§ Problem description
Lines that contain the string "JSON" are to be copied; leave out all others.

§ Extracted data
■ ■ ■

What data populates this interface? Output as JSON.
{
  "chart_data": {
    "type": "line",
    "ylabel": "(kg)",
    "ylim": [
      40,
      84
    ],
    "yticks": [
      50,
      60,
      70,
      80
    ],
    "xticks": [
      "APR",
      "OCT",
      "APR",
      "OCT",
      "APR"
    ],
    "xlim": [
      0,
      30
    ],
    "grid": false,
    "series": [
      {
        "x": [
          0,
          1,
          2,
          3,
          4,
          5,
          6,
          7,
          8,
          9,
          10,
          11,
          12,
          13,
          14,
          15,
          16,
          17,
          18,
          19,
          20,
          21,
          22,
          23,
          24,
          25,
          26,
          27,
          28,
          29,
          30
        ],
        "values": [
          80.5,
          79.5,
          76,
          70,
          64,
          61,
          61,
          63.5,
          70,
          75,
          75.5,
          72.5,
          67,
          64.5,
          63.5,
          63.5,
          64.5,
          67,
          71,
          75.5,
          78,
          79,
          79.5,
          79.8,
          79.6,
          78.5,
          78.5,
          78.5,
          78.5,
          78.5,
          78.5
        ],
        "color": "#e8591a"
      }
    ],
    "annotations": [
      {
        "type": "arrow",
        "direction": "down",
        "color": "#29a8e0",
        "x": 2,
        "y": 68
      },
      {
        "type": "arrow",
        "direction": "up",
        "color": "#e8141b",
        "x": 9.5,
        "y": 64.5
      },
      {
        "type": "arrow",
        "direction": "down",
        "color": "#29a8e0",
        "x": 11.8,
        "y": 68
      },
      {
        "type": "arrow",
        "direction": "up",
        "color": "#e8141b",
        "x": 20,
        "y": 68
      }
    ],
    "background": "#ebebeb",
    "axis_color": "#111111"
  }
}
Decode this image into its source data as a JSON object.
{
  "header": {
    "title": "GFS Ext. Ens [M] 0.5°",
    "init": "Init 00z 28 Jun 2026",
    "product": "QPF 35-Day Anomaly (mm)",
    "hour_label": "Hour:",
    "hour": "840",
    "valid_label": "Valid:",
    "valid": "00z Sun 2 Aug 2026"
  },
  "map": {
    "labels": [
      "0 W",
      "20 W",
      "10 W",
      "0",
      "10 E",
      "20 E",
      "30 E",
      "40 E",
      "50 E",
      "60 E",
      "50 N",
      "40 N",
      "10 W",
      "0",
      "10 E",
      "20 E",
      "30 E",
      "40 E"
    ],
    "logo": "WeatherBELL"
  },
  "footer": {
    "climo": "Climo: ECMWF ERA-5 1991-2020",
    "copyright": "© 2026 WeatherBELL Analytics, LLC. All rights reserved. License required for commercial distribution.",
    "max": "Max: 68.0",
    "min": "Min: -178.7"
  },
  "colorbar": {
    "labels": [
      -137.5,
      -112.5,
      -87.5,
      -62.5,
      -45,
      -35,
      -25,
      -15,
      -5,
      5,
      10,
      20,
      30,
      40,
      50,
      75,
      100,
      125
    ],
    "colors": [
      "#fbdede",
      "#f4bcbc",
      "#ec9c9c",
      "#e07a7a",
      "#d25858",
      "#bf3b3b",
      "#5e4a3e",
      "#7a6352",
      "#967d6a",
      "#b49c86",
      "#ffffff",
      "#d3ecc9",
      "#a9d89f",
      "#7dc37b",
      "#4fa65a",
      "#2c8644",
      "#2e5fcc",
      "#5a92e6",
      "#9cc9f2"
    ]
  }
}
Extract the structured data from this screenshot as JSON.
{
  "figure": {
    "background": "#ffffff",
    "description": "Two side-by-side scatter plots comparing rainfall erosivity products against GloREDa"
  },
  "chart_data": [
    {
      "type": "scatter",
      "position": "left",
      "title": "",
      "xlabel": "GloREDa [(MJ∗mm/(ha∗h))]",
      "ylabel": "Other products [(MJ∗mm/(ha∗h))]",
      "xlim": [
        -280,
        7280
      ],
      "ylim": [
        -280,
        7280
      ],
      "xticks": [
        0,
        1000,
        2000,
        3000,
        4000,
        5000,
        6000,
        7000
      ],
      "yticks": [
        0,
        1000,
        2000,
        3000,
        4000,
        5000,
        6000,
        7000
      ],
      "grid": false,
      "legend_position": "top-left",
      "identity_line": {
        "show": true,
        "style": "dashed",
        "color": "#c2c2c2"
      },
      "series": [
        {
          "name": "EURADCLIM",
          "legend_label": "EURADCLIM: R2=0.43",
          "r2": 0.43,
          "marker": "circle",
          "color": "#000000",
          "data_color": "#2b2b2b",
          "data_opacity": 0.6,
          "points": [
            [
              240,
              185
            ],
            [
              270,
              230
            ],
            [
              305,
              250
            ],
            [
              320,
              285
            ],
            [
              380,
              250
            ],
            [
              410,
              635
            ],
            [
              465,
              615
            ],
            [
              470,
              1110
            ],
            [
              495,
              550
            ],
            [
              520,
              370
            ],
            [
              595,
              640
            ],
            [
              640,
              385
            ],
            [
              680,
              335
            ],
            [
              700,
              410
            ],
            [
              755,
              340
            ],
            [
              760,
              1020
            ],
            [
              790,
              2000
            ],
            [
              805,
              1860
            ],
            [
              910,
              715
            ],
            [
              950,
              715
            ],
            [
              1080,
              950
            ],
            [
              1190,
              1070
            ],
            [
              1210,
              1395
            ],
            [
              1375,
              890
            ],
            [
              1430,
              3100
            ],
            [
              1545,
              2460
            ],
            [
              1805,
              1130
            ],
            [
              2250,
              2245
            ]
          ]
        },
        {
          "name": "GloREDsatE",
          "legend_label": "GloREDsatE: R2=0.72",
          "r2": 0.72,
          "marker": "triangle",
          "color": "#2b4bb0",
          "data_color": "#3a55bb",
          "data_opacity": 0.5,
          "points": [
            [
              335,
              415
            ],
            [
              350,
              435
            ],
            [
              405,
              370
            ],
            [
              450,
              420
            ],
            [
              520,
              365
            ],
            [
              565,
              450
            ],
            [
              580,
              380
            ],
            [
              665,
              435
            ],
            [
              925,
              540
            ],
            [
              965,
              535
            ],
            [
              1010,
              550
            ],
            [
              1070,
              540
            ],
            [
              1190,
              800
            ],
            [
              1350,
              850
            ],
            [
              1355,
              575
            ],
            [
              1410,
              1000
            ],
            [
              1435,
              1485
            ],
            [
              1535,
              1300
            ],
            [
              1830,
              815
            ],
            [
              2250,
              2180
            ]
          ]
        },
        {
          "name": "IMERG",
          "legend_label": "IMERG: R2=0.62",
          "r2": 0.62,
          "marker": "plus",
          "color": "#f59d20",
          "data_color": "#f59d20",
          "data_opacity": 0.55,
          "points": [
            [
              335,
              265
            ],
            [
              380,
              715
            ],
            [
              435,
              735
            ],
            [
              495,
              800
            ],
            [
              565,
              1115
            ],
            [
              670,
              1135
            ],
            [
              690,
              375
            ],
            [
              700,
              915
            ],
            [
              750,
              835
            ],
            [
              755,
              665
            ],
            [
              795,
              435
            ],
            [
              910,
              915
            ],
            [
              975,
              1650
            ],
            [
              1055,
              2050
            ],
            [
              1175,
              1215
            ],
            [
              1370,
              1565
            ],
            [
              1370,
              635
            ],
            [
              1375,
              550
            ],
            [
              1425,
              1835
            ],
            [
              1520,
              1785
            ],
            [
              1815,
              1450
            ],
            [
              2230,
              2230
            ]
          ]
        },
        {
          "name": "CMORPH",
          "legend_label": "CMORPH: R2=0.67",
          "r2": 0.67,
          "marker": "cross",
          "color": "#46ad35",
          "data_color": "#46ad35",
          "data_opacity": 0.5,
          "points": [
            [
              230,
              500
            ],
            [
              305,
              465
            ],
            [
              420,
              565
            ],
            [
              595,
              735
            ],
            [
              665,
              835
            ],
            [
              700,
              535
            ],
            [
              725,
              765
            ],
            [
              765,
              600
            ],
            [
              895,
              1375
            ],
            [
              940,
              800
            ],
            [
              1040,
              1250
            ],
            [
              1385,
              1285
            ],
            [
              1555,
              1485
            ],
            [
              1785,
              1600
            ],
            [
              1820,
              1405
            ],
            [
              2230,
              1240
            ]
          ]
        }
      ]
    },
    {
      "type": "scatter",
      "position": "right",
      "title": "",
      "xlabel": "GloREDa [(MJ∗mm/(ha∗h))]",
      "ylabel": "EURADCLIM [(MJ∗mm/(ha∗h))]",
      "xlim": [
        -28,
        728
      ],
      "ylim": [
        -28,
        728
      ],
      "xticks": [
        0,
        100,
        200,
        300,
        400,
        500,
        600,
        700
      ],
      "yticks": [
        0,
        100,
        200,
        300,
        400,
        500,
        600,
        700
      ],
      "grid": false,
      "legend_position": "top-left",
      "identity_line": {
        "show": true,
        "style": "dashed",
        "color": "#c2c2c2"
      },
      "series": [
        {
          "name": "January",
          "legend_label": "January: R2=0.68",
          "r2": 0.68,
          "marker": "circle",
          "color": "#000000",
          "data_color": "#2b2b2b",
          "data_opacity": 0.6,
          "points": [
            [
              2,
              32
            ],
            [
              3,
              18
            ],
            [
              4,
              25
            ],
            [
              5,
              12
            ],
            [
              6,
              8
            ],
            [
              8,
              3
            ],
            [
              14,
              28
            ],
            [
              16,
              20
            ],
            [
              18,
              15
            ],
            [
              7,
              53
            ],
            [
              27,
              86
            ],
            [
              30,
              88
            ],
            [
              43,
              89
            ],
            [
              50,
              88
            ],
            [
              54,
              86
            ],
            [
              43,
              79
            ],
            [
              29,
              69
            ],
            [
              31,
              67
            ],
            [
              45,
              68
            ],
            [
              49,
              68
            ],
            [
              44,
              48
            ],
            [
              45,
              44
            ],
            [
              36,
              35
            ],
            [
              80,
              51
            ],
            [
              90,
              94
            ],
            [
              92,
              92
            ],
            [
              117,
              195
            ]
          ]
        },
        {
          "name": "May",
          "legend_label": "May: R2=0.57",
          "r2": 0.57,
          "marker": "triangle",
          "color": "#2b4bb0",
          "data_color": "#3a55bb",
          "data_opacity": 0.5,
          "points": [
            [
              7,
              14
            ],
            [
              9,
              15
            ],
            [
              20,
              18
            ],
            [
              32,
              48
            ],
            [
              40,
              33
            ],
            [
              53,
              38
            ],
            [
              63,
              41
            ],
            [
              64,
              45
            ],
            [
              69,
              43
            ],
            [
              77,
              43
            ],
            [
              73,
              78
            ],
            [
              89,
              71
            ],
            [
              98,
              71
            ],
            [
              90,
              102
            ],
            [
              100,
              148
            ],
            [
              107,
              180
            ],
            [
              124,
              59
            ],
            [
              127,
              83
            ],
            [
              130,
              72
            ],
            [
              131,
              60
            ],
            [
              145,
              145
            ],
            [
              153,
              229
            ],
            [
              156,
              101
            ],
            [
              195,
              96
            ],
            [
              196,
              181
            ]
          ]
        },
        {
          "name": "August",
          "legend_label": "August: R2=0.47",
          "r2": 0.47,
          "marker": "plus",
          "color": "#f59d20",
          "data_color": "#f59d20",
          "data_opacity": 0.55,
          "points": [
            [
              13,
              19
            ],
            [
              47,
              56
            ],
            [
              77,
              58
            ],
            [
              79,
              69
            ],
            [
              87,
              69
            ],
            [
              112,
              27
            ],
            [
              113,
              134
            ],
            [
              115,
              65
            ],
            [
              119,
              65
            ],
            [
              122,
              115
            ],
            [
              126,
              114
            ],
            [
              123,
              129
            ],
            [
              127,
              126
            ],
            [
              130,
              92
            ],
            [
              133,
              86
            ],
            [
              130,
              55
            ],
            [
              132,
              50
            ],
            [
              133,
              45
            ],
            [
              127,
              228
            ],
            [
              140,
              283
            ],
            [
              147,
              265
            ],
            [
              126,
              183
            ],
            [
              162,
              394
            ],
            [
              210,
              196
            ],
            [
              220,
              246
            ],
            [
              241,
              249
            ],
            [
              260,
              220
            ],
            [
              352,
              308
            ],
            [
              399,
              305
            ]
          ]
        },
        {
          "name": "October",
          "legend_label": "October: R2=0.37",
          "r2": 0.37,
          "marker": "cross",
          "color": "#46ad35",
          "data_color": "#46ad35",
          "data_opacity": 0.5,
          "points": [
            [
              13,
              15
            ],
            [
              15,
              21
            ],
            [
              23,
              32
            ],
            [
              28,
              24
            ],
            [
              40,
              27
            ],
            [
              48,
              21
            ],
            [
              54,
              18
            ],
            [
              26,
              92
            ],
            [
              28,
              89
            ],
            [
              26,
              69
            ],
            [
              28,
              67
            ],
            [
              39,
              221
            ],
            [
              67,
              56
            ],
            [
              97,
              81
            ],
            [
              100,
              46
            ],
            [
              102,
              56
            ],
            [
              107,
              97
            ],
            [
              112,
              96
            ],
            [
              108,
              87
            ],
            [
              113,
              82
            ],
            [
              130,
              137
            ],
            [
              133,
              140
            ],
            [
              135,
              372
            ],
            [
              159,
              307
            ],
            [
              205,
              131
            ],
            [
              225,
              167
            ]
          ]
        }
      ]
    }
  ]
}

■ ■ ■

§ Right answer
What data populates this interface? Output as JSON.
Decode this image into its source data as a JSON object.
Extract the structured data from this screenshot as JSON.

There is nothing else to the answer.